──────── Text passage

Mark Leong first traveled to in China in 1989 and has been photographing in Asia ever since. Born and raised in Silicon Valley, he nonetheless missed out on the internet bubble because he was away at the time. His pictures have appeared in Time, Newsweek, Fortune, the New York Times and the New Yorker. He has received fellowships from the National Endowment for the Arts, the Lila Wallace-Reader’s Digest Foundation and the Fifty Crows International Fund for Documentary Photography. His book, China Obscura, was published in the fall of 2004 by Chronicle Books. These photos are from an assignment for National Geographic Magazine entitled “Asia’s Wildlife Trade“. Mark is represented by Redux Pictures.
You’ve been working on this series on the Asian Wildlife trade for more than three years now. How did this project begin?
‘All credit for initiating this series goes to National Geographic, who came to me in 2005 with the idea of photographing the trade. My past work has tended to be more social documentary, so I was a bit surprised, because I had never really shot much wildlife before. But my first job for the Magazine had been a sidebar of a bigger story on the illegal fossil trade in NE China, and that may have suggested to the editors that I would be able to do some under-the-radar work on a similar black/grey market story.

────────────────

[Job a]
Reproduce the records verbatim, starting with their first line and ending with the line that contains "menu-no-plot[interactable]: no plot [1004, 58, 1030, 68]", including both of those lines.
The records below are unrelated to the interview with Mark Leong.

──────── Exercise input

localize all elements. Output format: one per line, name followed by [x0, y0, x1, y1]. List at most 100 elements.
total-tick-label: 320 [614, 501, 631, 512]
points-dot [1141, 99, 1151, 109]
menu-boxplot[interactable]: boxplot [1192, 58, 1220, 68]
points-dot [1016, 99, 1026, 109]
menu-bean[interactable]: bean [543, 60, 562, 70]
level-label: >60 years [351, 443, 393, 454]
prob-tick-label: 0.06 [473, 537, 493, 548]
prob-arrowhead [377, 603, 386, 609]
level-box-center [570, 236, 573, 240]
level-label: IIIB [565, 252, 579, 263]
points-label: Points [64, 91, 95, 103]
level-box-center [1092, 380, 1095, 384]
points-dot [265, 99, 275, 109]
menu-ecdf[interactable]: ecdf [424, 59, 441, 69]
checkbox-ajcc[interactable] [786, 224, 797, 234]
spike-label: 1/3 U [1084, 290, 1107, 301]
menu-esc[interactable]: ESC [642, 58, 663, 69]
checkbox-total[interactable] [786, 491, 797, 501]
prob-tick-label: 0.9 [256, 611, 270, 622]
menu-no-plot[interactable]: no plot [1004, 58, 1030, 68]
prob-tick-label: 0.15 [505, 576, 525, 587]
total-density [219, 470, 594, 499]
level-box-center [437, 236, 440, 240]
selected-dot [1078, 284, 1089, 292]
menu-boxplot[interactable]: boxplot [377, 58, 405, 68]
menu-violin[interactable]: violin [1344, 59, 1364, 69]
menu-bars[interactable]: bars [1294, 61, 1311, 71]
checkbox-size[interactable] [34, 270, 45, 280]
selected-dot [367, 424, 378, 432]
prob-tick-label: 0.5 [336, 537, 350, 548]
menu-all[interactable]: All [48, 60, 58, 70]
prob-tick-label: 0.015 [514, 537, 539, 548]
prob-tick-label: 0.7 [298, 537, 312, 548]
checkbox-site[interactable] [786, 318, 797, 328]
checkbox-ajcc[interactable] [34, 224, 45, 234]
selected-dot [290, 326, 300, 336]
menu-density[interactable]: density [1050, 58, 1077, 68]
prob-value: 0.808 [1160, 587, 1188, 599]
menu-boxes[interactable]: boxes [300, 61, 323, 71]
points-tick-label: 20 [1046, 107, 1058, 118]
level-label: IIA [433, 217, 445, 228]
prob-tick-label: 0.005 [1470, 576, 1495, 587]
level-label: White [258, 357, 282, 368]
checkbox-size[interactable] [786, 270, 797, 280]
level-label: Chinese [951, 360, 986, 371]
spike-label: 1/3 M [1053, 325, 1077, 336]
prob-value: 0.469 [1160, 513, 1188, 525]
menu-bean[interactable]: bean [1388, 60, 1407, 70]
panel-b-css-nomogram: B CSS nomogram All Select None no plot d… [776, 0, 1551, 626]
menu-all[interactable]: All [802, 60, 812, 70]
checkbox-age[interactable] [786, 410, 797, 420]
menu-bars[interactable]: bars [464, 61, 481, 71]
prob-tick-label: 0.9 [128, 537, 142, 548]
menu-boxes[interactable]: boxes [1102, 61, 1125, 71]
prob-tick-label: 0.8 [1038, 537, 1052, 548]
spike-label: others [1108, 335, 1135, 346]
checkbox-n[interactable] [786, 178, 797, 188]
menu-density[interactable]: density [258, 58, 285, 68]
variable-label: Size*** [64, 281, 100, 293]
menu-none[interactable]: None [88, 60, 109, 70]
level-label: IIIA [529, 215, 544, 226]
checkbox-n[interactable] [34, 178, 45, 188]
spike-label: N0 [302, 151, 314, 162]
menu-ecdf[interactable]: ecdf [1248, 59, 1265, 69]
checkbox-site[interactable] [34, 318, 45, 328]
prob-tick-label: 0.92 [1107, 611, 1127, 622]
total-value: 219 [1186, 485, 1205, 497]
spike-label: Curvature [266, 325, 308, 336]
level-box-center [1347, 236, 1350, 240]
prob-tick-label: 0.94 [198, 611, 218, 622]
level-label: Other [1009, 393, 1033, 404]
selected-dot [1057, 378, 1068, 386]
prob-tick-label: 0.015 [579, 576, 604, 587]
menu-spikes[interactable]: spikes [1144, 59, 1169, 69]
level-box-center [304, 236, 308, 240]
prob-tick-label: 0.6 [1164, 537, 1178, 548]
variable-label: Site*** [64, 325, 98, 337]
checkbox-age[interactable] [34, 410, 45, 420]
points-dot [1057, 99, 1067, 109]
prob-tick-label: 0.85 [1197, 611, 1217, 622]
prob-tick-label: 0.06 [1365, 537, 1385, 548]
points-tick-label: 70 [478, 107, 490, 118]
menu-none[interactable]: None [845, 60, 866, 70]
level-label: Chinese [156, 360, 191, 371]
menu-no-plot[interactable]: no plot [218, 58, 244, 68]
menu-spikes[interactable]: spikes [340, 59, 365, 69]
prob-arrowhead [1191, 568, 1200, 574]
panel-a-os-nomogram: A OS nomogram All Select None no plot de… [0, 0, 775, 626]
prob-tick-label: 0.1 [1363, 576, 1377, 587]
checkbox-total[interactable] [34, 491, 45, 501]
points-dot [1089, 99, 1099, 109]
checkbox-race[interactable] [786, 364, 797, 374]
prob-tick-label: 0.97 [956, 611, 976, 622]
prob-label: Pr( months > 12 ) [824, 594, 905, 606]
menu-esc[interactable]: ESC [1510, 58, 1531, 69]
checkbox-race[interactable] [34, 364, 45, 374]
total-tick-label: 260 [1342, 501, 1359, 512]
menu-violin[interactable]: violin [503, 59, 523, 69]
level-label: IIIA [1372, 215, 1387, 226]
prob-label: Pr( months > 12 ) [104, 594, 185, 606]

────────────────

[Job b]
According to the interview with Mark Leong, in what year did National Geographic come to him with the idea of photographing the wildlife trade?

[Final answer a]
localize all elements. Output format: one per line, name followed by [x0, y0, x1, y1]. List at most 100 elements.
total-tick-label: 320 [614, 501, 631, 512]
points-dot [1141, 99, 1151, 109]
menu-boxplot[interactable]: boxplot [1192, 58, 1220, 68]
points-dot [1016, 99, 1026, 109]
menu-bean[interactable]: bean [543, 60, 562, 70]
level-label: >60 years [351, 443, 393, 454]
prob-tick-label: 0.06 [473, 537, 493, 548]
prob-arrowhead [377, 603, 386, 609]
level-box-center [570, 236, 573, 240]
level-label: IIIB [565, 252, 579, 263]
points-label: Points [64, 91, 95, 103]
level-box-center [1092, 380, 1095, 384]
points-dot [265, 99, 275, 109]
menu-ecdf[interactable]: ecdf [424, 59, 441, 69]
checkbox-ajcc[interactable] [786, 224, 797, 234]
spike-label: 1/3 U [1084, 290, 1107, 301]
menu-esc[interactable]: ESC [642, 58, 663, 69]
checkbox-total[interactable] [786, 491, 797, 501]
prob-tick-label: 0.9 [256, 611, 270, 622]
menu-no-plot[interactable]: no plot [1004, 58, 1030, 68]

[Final answer b]
2005